Given request → Write each line out exactly, leaving none out.

-- Start Provided entries --

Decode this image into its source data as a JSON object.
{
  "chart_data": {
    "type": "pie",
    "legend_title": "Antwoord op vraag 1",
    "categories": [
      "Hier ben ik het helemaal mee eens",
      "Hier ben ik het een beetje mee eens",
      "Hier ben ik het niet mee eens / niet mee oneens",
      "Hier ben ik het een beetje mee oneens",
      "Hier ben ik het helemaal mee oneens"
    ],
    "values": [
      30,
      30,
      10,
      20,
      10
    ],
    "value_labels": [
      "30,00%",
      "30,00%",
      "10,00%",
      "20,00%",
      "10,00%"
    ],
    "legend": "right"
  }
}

-- End Provided entries --

Correct output →
Decode this image into its source data as a JSON object.
{
  "chart_data": {
    "type": "pie",
    "legend_title": "Antwoord op vraag 1",
    "categories": [
      "Hier ben ik het helemaal mee eens",
      "Hier ben ik het een beetje mee eens",
      "Hier ben ik het niet mee eens / niet mee oneens",
      "Hier ben ik het een beetje mee oneens",
      "Hier ben ik het helemaal mee oneens"
    ],
    "values": [
      30,
      30,
      10,
      20,
      10
    ],
    "value_labels": [
      "30,00%",
      "30,00%",
      "10,00%",
      "20,00%",
      "10,00%"
    ],
    "legend": "right"
  }
}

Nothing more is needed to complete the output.